▶ **Task goal**:
Search the material for "bottom" and show all lines that contain it.

▶ **Data**:
- - - - -

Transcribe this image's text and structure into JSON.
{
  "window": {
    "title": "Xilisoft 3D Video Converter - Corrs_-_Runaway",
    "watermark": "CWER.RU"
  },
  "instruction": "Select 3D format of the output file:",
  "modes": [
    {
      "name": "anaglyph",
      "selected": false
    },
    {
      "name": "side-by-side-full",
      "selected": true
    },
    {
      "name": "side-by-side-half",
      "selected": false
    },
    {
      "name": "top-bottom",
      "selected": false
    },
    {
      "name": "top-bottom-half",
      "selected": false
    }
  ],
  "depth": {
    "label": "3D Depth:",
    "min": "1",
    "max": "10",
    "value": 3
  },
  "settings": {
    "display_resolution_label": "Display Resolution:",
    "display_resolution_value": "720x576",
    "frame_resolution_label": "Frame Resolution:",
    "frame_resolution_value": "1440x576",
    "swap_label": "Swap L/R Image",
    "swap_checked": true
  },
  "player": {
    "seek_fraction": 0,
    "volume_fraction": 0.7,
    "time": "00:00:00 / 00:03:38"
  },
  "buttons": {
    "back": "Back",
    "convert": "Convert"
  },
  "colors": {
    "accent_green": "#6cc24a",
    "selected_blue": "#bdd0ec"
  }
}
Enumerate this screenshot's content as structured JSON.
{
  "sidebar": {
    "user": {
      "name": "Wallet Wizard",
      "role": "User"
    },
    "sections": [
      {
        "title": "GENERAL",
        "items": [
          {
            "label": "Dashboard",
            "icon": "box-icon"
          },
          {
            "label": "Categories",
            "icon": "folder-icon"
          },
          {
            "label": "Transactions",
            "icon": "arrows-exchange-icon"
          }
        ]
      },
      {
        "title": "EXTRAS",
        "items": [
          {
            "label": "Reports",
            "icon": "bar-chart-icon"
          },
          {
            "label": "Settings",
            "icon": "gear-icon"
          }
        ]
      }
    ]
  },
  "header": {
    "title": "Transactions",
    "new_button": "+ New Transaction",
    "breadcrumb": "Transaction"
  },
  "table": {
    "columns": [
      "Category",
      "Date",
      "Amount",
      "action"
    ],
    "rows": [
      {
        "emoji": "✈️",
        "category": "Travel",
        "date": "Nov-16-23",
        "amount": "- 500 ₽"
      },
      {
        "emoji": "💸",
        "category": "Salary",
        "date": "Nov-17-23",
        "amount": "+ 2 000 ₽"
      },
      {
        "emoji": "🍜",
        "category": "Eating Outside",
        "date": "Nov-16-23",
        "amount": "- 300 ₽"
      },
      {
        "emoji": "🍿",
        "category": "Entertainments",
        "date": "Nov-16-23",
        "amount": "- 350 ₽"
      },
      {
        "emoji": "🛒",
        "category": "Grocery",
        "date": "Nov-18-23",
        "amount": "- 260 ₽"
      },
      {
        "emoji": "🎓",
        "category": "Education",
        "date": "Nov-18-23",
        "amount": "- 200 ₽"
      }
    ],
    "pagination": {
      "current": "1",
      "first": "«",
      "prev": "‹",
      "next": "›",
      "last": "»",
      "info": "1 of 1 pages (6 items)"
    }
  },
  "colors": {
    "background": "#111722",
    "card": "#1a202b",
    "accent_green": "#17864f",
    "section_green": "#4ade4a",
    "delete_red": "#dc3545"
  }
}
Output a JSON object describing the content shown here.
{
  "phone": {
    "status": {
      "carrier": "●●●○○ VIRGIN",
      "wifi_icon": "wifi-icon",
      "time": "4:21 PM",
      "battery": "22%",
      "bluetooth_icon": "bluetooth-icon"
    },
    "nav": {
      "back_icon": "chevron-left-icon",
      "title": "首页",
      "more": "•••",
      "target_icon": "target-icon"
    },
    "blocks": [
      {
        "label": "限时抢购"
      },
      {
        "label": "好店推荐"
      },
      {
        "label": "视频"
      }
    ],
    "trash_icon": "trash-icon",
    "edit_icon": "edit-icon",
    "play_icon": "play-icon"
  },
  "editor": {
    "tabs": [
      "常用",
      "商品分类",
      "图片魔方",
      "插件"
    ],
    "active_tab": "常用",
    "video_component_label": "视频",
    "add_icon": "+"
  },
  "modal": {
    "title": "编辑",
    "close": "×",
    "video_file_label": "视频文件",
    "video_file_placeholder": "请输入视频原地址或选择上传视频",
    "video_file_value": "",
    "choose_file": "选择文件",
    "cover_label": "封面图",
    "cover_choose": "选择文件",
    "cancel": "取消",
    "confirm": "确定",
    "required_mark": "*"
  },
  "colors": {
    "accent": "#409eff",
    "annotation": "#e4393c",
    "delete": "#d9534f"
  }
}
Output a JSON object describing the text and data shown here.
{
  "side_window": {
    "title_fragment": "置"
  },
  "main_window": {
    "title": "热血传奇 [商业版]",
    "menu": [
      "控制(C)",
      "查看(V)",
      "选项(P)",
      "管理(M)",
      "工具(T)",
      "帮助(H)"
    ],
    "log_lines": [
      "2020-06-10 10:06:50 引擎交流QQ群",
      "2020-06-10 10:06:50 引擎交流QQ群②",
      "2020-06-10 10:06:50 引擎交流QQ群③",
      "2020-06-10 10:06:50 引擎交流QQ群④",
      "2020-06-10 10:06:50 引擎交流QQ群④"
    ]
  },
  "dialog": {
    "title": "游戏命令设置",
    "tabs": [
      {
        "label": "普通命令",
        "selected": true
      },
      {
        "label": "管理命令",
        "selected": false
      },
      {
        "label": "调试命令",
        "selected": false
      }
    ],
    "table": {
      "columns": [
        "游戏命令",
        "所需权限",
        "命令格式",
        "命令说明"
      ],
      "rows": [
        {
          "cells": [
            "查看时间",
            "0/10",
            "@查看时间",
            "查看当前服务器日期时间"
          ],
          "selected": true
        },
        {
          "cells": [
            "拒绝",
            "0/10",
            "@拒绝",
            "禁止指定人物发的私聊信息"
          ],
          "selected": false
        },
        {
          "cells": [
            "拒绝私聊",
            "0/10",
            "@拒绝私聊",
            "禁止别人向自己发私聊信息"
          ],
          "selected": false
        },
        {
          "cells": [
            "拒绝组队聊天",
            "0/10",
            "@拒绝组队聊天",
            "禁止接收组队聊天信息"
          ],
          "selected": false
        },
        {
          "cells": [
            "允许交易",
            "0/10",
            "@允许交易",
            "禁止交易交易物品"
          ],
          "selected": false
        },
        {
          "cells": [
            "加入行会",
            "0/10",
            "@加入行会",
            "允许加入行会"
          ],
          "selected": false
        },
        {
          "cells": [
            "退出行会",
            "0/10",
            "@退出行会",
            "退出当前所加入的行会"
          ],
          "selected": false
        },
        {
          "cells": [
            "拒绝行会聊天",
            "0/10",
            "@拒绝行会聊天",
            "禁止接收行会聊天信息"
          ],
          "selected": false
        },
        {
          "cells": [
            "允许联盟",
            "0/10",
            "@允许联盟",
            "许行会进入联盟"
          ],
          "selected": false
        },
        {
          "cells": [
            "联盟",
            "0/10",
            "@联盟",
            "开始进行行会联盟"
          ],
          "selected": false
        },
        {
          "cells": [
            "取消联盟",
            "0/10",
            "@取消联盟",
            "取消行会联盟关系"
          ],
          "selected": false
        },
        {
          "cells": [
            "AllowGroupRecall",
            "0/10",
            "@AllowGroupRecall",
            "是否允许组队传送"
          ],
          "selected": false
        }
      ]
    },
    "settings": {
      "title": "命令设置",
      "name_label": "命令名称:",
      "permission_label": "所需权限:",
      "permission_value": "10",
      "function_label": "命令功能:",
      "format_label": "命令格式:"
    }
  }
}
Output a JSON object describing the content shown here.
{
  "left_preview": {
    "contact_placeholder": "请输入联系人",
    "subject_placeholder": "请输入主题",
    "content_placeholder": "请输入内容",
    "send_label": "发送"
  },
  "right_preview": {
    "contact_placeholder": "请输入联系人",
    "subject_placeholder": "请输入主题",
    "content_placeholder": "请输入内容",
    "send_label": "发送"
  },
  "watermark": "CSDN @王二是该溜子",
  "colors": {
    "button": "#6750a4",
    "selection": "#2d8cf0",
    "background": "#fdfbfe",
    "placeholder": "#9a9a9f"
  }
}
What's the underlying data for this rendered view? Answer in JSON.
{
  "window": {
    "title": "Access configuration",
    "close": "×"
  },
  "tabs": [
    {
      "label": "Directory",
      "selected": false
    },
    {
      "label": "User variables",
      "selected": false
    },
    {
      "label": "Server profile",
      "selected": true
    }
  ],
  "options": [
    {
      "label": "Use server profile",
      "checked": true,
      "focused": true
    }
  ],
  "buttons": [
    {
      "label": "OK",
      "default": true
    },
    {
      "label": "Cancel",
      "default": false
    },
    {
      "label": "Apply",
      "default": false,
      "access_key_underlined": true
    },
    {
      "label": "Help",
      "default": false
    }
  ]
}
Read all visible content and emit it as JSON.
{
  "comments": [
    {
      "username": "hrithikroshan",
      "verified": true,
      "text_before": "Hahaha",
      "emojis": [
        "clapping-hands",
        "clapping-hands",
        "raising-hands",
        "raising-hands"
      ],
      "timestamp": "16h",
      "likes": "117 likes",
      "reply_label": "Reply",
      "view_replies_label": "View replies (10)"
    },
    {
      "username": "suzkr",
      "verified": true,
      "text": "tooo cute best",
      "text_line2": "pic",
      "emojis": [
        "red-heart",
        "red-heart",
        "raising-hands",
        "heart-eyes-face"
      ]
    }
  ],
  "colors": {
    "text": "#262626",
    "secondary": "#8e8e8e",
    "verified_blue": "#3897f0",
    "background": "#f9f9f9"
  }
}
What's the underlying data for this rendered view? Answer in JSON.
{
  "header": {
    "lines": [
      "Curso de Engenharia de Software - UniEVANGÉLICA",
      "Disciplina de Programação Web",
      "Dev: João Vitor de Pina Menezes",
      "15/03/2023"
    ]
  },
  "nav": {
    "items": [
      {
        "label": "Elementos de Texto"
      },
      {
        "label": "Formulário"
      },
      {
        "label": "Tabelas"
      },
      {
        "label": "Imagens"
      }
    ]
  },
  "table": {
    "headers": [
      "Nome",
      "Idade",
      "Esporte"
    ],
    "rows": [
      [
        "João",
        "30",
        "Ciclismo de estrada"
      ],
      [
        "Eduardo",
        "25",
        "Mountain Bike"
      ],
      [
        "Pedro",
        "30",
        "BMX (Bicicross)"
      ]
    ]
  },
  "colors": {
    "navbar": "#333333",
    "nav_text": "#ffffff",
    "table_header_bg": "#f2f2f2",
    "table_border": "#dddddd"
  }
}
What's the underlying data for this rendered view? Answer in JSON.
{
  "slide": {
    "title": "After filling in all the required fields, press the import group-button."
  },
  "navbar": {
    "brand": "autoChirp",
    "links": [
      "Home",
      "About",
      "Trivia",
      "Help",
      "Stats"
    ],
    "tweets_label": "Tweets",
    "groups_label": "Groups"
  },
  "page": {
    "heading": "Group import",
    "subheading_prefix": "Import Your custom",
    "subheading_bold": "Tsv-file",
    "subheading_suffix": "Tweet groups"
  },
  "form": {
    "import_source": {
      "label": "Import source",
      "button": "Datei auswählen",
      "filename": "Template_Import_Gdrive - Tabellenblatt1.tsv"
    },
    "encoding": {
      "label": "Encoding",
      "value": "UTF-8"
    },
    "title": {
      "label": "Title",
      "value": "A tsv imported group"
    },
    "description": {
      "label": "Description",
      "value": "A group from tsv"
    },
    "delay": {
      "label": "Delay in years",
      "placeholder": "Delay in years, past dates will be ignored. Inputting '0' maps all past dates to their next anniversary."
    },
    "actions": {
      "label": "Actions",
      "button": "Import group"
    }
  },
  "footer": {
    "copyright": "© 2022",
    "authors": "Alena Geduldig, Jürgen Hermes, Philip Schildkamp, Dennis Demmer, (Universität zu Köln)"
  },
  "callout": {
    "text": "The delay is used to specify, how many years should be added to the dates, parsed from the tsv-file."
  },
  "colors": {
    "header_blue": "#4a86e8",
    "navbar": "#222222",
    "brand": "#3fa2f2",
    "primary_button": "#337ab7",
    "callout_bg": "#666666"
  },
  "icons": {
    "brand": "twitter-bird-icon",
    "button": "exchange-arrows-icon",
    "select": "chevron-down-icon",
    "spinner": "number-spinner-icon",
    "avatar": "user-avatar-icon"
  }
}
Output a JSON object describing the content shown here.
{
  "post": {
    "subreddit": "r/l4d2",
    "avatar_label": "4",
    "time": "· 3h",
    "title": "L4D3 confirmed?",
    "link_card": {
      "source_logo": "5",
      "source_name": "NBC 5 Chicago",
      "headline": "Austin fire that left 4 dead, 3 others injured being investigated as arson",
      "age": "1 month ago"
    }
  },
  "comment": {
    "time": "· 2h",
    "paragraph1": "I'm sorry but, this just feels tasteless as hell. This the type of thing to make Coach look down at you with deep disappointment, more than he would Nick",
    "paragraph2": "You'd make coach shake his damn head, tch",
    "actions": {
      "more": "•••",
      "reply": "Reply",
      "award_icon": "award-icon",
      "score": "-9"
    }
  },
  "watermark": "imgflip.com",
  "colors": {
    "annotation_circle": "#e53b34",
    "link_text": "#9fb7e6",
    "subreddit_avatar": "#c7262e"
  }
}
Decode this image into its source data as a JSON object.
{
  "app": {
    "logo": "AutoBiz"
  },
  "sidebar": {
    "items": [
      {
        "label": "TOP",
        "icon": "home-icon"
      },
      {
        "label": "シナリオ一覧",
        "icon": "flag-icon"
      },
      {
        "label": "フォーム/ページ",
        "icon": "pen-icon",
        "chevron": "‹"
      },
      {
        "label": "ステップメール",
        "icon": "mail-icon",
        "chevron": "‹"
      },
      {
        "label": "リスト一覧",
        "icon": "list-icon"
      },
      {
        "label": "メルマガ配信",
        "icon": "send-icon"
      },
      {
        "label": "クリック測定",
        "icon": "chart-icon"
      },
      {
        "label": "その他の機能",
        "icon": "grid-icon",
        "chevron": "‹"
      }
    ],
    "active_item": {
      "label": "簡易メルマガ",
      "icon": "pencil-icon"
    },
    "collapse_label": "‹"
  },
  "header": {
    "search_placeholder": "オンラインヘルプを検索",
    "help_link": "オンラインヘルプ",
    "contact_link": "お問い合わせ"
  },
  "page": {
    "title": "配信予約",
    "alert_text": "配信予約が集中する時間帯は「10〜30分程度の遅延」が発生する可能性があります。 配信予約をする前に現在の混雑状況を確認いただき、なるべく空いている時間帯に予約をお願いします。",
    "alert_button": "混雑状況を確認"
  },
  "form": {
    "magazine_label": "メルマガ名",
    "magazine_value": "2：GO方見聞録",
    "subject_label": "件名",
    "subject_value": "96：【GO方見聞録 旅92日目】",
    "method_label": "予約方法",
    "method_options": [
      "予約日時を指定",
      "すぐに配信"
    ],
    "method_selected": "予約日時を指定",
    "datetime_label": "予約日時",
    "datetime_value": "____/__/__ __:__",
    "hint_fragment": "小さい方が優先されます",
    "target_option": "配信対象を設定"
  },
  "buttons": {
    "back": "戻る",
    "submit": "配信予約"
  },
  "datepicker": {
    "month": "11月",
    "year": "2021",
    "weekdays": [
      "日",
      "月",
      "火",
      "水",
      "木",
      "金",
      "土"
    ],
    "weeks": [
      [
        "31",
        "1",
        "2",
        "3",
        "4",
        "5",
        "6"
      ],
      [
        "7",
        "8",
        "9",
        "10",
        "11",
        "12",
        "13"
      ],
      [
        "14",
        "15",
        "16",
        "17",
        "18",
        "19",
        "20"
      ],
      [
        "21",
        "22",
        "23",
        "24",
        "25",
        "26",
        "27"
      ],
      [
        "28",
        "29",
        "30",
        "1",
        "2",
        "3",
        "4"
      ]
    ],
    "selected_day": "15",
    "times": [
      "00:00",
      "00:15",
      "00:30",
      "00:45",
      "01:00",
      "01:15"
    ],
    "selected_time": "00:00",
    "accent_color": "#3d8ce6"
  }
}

- - - - -

▶ **Result**:
      "name": "top-bottom",
      "name": "top-bottom-half",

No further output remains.